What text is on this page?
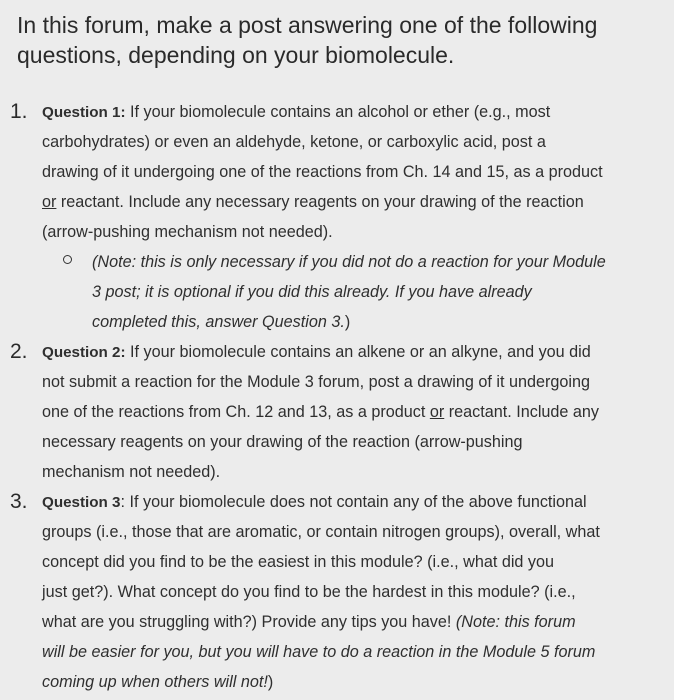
In this forum, make a post answering one of the following
questions, depending on your biomolecule.
1. Question 1: If your biomolecule contains an alcohol or ether (e.g., most
carbohydrates) or even an aldehyde, ketone, or carboxylic acid, post a
drawing of it undergoing one of the reactions from Ch. 14 and 15, as a product
or reactant. Include any necessary reagents on your drawing of the reaction
(arrow-pushing mechanism not needed).
(Note: this is only necessary if you did not do a reaction for your Module
3 post; it is optional if you did this already. If you have already
completed this, answer Question 3.)
2. Question 2: If your biomolecule contains an alkene or an alkyne, and you did
not submit a reaction for the Module 3 forum, post a drawing of it undergoing
one of the reactions from Ch. 12 and 13, as a product or reactant. Include any
necessary reagents on your drawing of the reaction (arrow-pushing
mechanism not needed).
3. Question 3: If your biomolecule does not contain any of the above functional
groups (i.e., those that are aromatic, or contain nitrogen groups), overall, what
concept did you find to be the easiest in this module? (i.e., what did you
just get?). What concept do you find to be the hardest in this module? (i.e.,
what are you struggling with?) Provide any tips you have! (Note: this forum
will be easier for you, but you will have to do a reaction in the Module 5 forum
coming up when others will not!)
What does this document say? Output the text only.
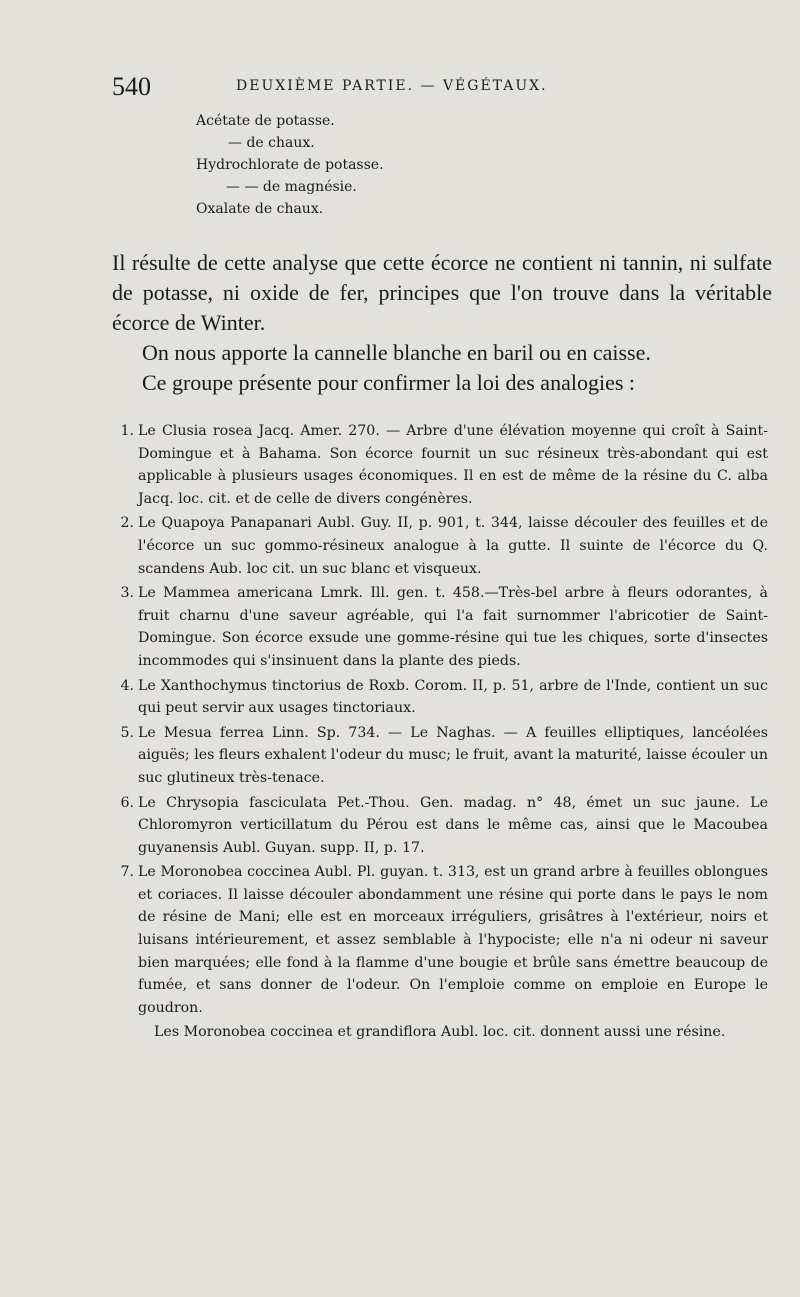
540	DEUXIÈME PARTIE. — VÉGÉTAUX.
Acétate de potasse.
— de chaux.
Hydrochlorate de potasse.
— — de magnésie.
Oxalate de chaux.

Il résulte de cette analyse que cette écorce ne contient ni tannin, ni sulfate de potasse, ni oxide de fer, principes que l'on trouve dans la véritable écorce de Winter.

On nous apporte la cannelle blanche en baril ou en caisse.

Ce groupe présente pour confirmer la loi des analogies :

1. Le Clusia rosea Jacq. Amer. 270. — Arbre d'une élévation moyenne qui croît à Saint-Domingue et à Bahama. Son écorce fournit un suc résineux très-abondant qui est applicable à plusieurs usages économiques. Il en est de même de la résine du C. alba Jacq. loc. cit. et de celle de divers congénères.

2. Le Quapoya Panapanari Aubl. Guy. II, p. 901, t. 344, laisse découler des feuilles et de l'écorce un suc gommo-résineux analogue à la gutte. Il suinte de l'écorce du Q. scandens Aub. loc cit. un suc blanc et visqueux.

3. Le Mammea americana Lmrk. Ill. gen. t. 458.—Très-bel arbre à fleurs odorantes, à fruit charnu d'une saveur agréable, qui l'a fait surnommer l'abricotier de Saint-Domingue. Son écorce exsude une gomme-résine qui tue les chiques, sorte d'insectes incommodes qui s'insinuent dans la plante des pieds.

4. Le Xanthochymus tinctorius de Roxb. Corom. II, p. 51, arbre de l'Inde, contient un suc qui peut servir aux usages tinctoriaux.

5. Le Mesua ferrea Linn. Sp. 734. — Le Naghas. — A feuilles elliptiques, lancéolées aiguës; les fleurs exhalent l'odeur du musc; le fruit, avant la maturité, laisse écouler un suc glutineux très-tenace.

6. Le Chrysopia fasciculata Pet.-Thou. Gen. madag. n° 48, émet un suc jaune. Le Chloromyron verticillatum du Pérou est dans le même cas, ainsi que le Macoubea guyanensis Aubl. Guyan. supp. II, p. 17.

7. Le Moronobea coccinea Aubl. Pl. guyan. t. 313, est un grand arbre à feuilles oblongues et coriaces. Il laisse découler abondamment une résine qui porte dans le pays le nom de résine de Mani; elle est en morceaux irréguliers, grisâtres à l'extérieur, noirs et luisans intérieurement, et assez semblable à l'hypociste; elle n'a ni odeur ni saveur bien marquées; elle fond à la flamme d'une bougie et brûle sans émettre beaucoup de fumée, et sans donner de l'odeur. On l'emploie comme on emploie en Europe le goudron.

Les Moronobea coccinea et grandiflora Aubl. loc. cit. donnent aussi une résine.
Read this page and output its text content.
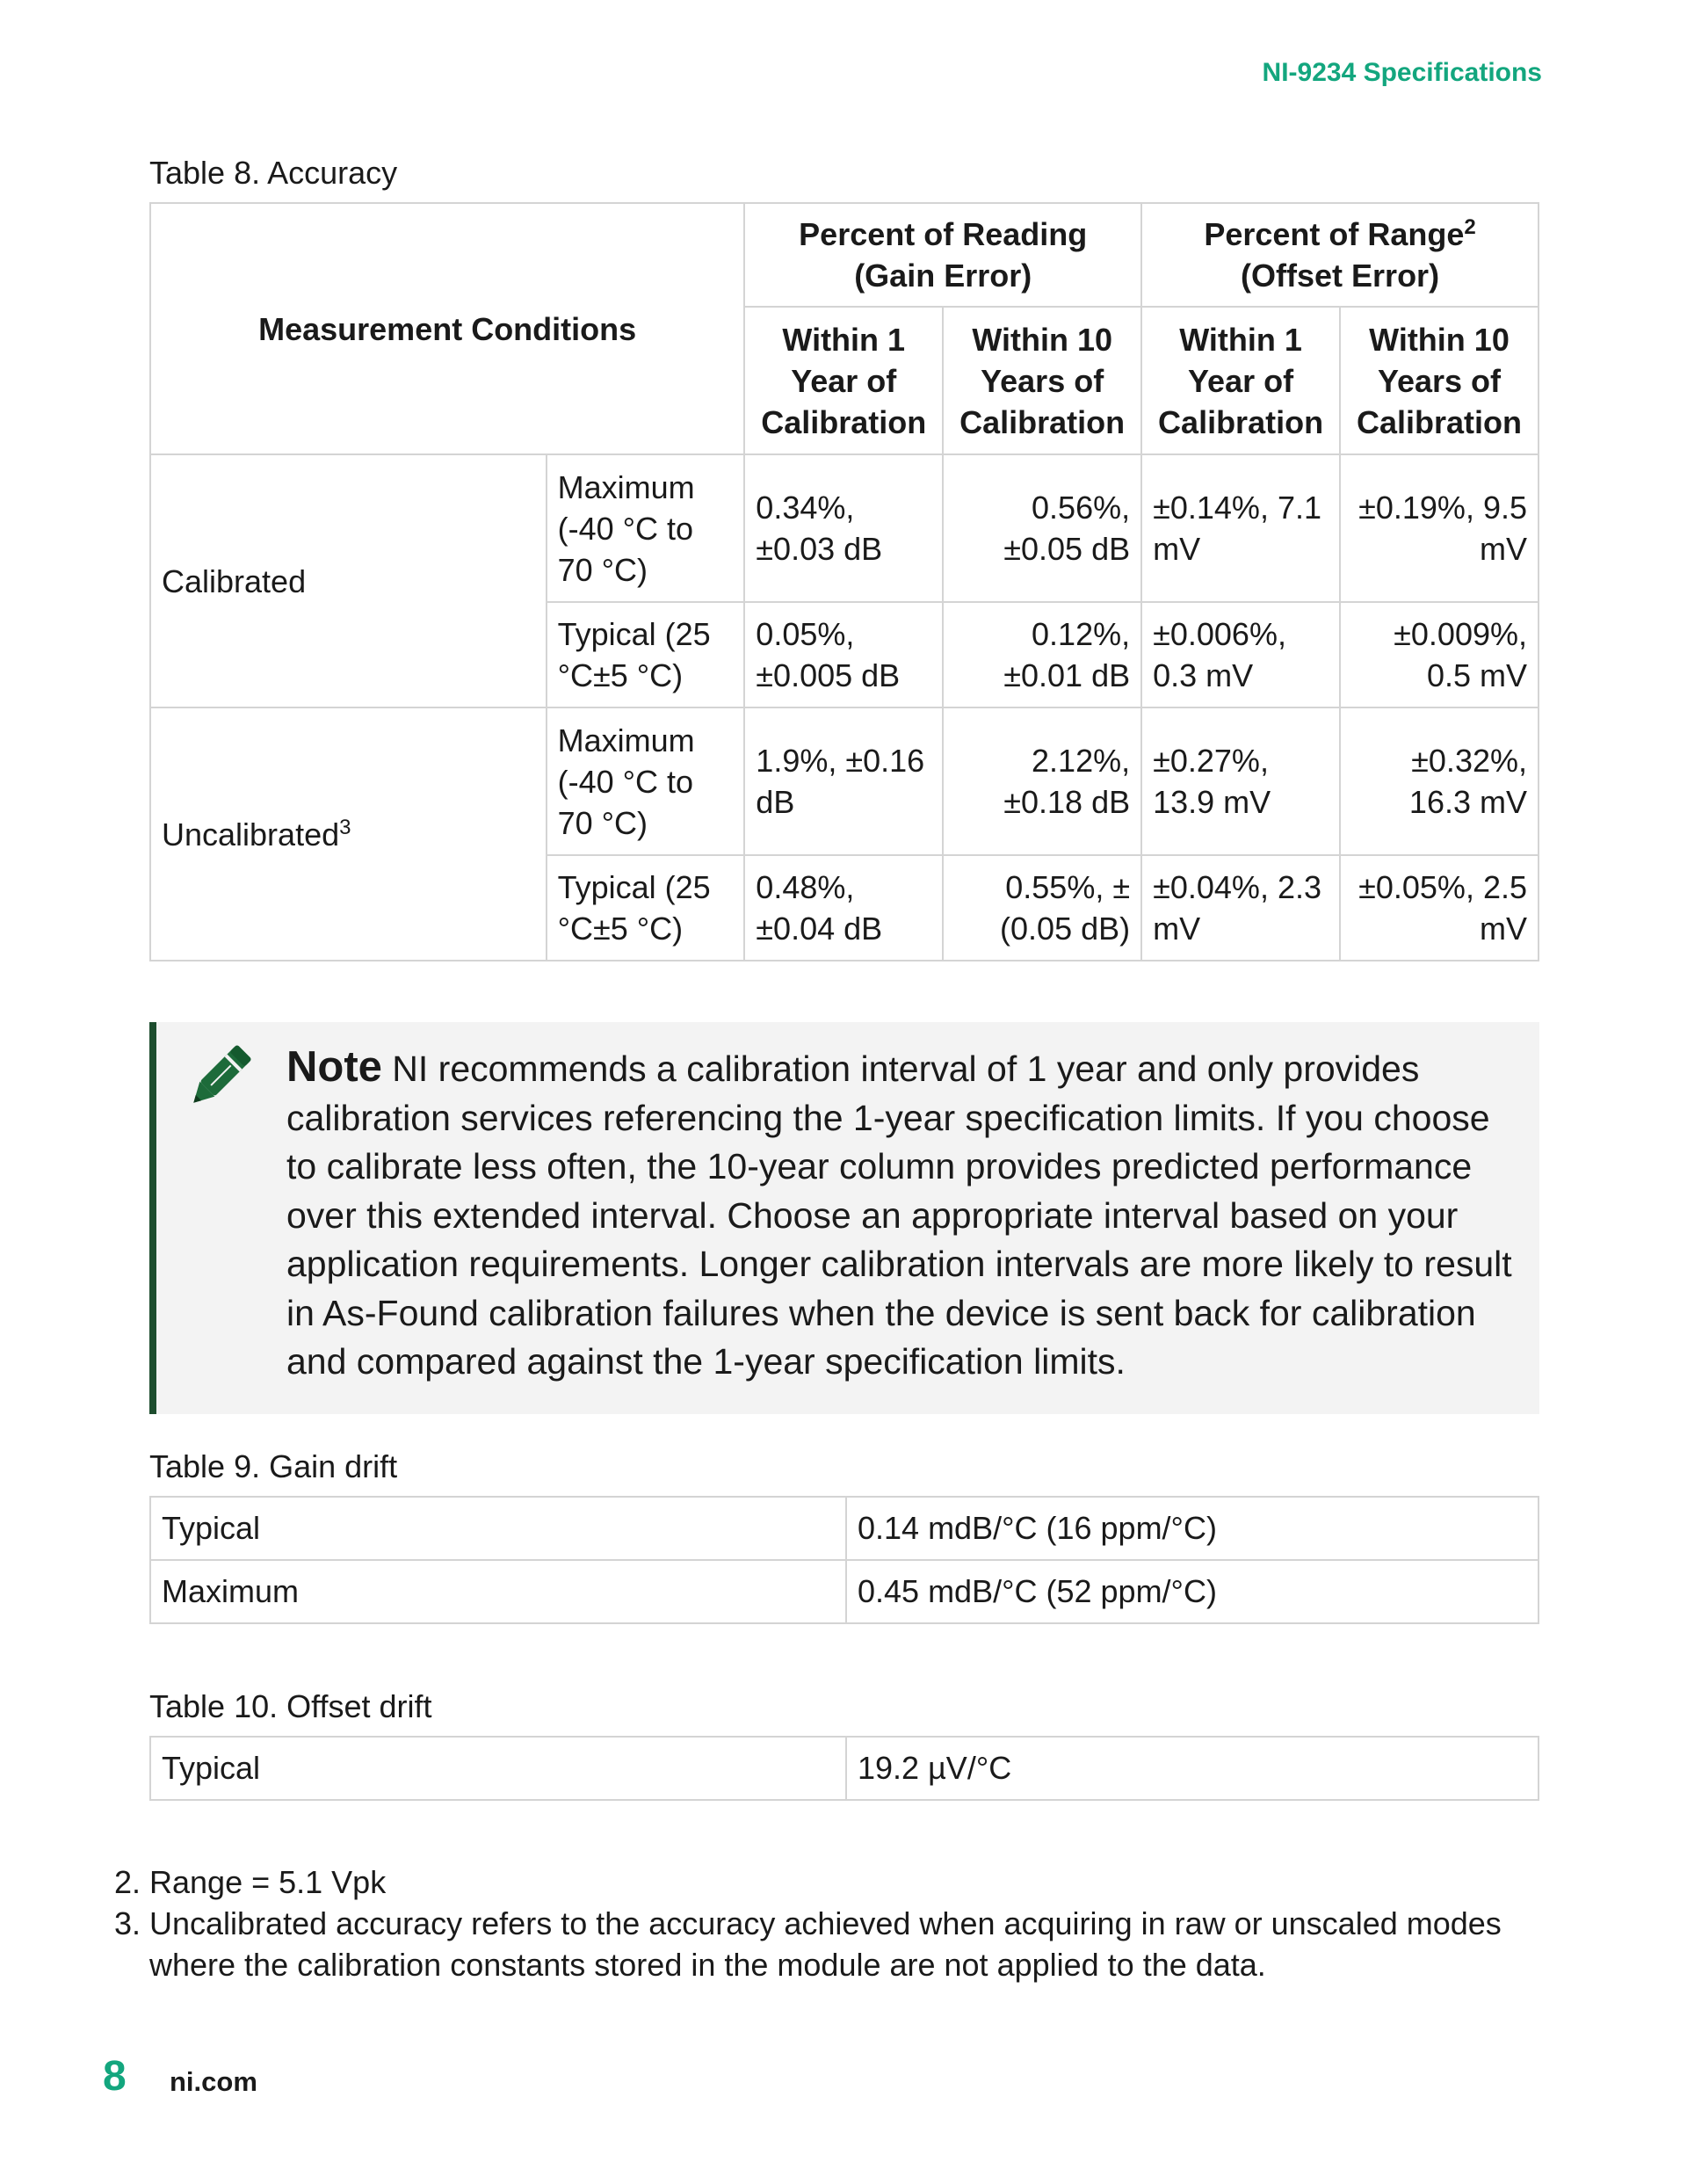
NI-9234 Specifications
Table 8. Accuracy
Measurement Conditions		Percent of Reading (Gain Error)		Percent of Range$^2$ (Offset Error)	
		Within 1 Year of Calibration	Within 10 Years of Calibration	Within 1 Year of Calibration	Within 10 Years of Calibration
Calibrated	Maximum (-40 °C to 70 °C)	0.34%, ±0.03 dB	0.56%, ±0.05 dB	±0.14%, 7.1 mV	±0.19%, 9.5 mV
	Typical (25 °C±5 °C)	0.05%, ±0.005 dB	0.12%, ±0.01 dB	±0.006%, 0.3 mV	±0.009%, 0.5 mV
Uncalibrated$^3$	Maximum (-40 °C to 70 °C)	1.9%, ±0.16 dB	2.12%, ±0.18 dB	±0.27%, 13.9 mV	±0.32%, 16.3 mV
	Typical (25 °C±5 °C)	0.48%, ±0.04 dB	0.55%, ±(0.05 dB)	±0.04%, 2.3 mV	±0.05%, 2.5 mV
Note NI recommends a calibration interval of 1 year and only provides calibration services referencing the 1-year specification limits. If you choose to calibrate less often, the 10-year column provides predicted performance over this extended interval. Choose an appropriate interval based on your application requirements. Longer calibration intervals are more likely to result in As-Found calibration failures when the device is sent back for calibration and compared against the 1-year specification limits.
Table 9. Gain drift
Typical	0.14 mdB/°C (16 ppm/°C)
Maximum	0.45 mdB/°C (52 ppm/°C)
Table 10. Offset drift
Typical	19.2 µV/°C
2. Range = 5.1 Vpk
3. Uncalibrated accuracy refers to the accuracy achieved when acquiring in raw or unscaled modes where the calibration constants stored in the module are not applied to the data.
8 ni.com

============

Short problem:
Write out each line again precisely as it appears, skipping every picture.

Worked solution:
What text is on this page?
In this forum, make a post answering one of the following
questions, depending on your biomolecule.
1. Question 1: If your biomolecule contains an alcohol or ether (e.g., most
carbohydrates) or even an aldehyde, ketone, or carboxylic acid, post a
drawing of it undergoing one of the reactions from Ch. 14 and 15, as a product
or reactant. Include any necessary reagents on your drawing of the reaction
(arrow-pushing mechanism not needed).
(Note: this is only necessary if you did not do a reaction for your Module
3 post; it is optional if you did this already. If you have already
completed this, answer Question 3.)
2. Question 2: If your biomolecule contains an alkene or an alkyne, and you did
not submit a reaction for the Module 3 forum, post a drawing of it undergoing
one of the reactions from Ch. 12 and 13, as a product or reactant. Include any
necessary reagents on your drawing of the reaction (arrow-pushing
mechanism not needed).
3. Question 3: If your biomolecule does not contain any of the above functional
groups (i.e., those that are aromatic, or contain nitrogen groups), overall, what
concept did you find to be the easiest in this module? (i.e., what did you
just get?). What concept do you find to be the hardest in this module? (i.e.,
what are you struggling with?) Provide any tips you have! (Note: this forum
will be easier for you, but you will have to do a reaction in the Module 5 forum
coming up when others will not!)
What does this document say? Output the text only.
540	DEUXIÈME PARTIE. — VÉGÉTAUX.
Acétate de potasse.
— de chaux.
Hydrochlorate de potasse.
— — de magnésie.
Oxalate de chaux.

Il résulte de cette analyse que cette écorce ne contient ni tannin, ni sulfate de potasse, ni oxide de fer, principes que l'on trouve dans la véritable écorce de Winter.

On nous apporte la cannelle blanche en baril ou en caisse.

Ce groupe présente pour confirmer la loi des analogies :

1. Le Clusia rosea Jacq. Amer. 270. — Arbre d'une élévation moyenne qui croît à Saint-Domingue et à Bahama. Son écorce fournit un suc résineux très-abondant qui est applicable à plusieurs usages économiques. Il en est de même de la résine du C. alba Jacq. loc. cit. et de celle de divers congénères.

2. Le Quapoya Panapanari Aubl. Guy. II, p. 901, t. 344, laisse découler des feuilles et de l'écorce un suc gommo-résineux analogue à la gutte. Il suinte de l'écorce du Q. scandens Aub. loc cit. un suc blanc et visqueux.

3. Le Mammea americana Lmrk. Ill. gen. t. 458.—Très-bel arbre à fleurs odorantes, à fruit charnu d'une saveur agréable, qui l'a fait surnommer l'abricotier de Saint-Domingue. Son écorce exsude une gomme-résine qui tue les chiques, sorte d'insectes incommodes qui s'insinuent dans la plante des pieds.

4. Le Xanthochymus tinctorius de Roxb. Corom. II, p. 51, arbre de l'Inde, contient un suc qui peut servir aux usages tinctoriaux.

5. Le Mesua ferrea Linn. Sp. 734. — Le Naghas. — A feuilles elliptiques, lancéolées aiguës; les fleurs exhalent l'odeur du musc; le fruit, avant la maturité, laisse écouler un suc glutineux très-tenace.

6. Le Chrysopia fasciculata Pet.-Thou. Gen. madag. n° 48, émet un suc jaune. Le Chloromyron verticillatum du Pérou est dans le même cas, ainsi que le Macoubea guyanensis Aubl. Guyan. supp. II, p. 17.

7. Le Moronobea coccinea Aubl. Pl. guyan. t. 313, est un grand arbre à feuilles oblongues et coriaces. Il laisse découler abondamment une résine qui porte dans le pays le nom de résine de Mani; elle est en morceaux irréguliers, grisâtres à l'extérieur, noirs et luisans intérieurement, et assez semblable à l'hypociste; elle n'a ni odeur ni saveur bien marquées; elle fond à la flamme d'une bougie et brûle sans émettre beaucoup de fumée, et sans donner de l'odeur. On l'emploie comme on emploie en Europe le goudron.

Les Moronobea coccinea et grandiflora Aubl. loc. cit. donnent aussi une résine.
Read this page and output its text content.
NI-9234 Specifications
Table 8. Accuracy
Measurement Conditions		Percent of Reading (Gain Error)		Percent of Range$^2$ (Offset Error)	
		Within 1 Year of Calibration	Within 10 Years of Calibration	Within 1 Year of Calibration	Within 10 Years of Calibration
Calibrated	Maximum (-40 °C to 70 °C)	0.34%, ±0.03 dB	0.56%, ±0.05 dB	±0.14%, 7.1 mV	±0.19%, 9.5 mV
	Typical (25 °C±5 °C)	0.05%, ±0.005 dB	0.12%, ±0.01 dB	±0.006%, 0.3 mV	±0.009%, 0.5 mV
Uncalibrated$^3$	Maximum (-40 °C to 70 °C)	1.9%, ±0.16 dB	2.12%, ±0.18 dB	±0.27%, 13.9 mV	±0.32%, 16.3 mV
	Typical (25 °C±5 °C)	0.48%, ±0.04 dB	0.55%, ±(0.05 dB)	±0.04%, 2.3 mV	±0.05%, 2.5 mV
Note NI recommends a calibration interval of 1 year and only provides calibration services referencing the 1-year specification limits. If you choose to calibrate less often, the 10-year column provides predicted performance over this extended interval. Choose an appropriate interval based on your application requirements. Longer calibration intervals are more likely to result in As-Found calibration failures when the device is sent back for calibration and compared against the 1-year specification limits.
Table 9. Gain drift
Typical	0.14 mdB/°C (16 ppm/°C)
Maximum	0.45 mdB/°C (52 ppm/°C)
Table 10. Offset drift
Typical	19.2 µV/°C
2. Range = 5.1 Vpk
3. Uncalibrated accuracy refers to the accuracy achieved when acquiring in raw or unscaled modes where the calibration constants stored in the module are not applied to the data.
8 ni.com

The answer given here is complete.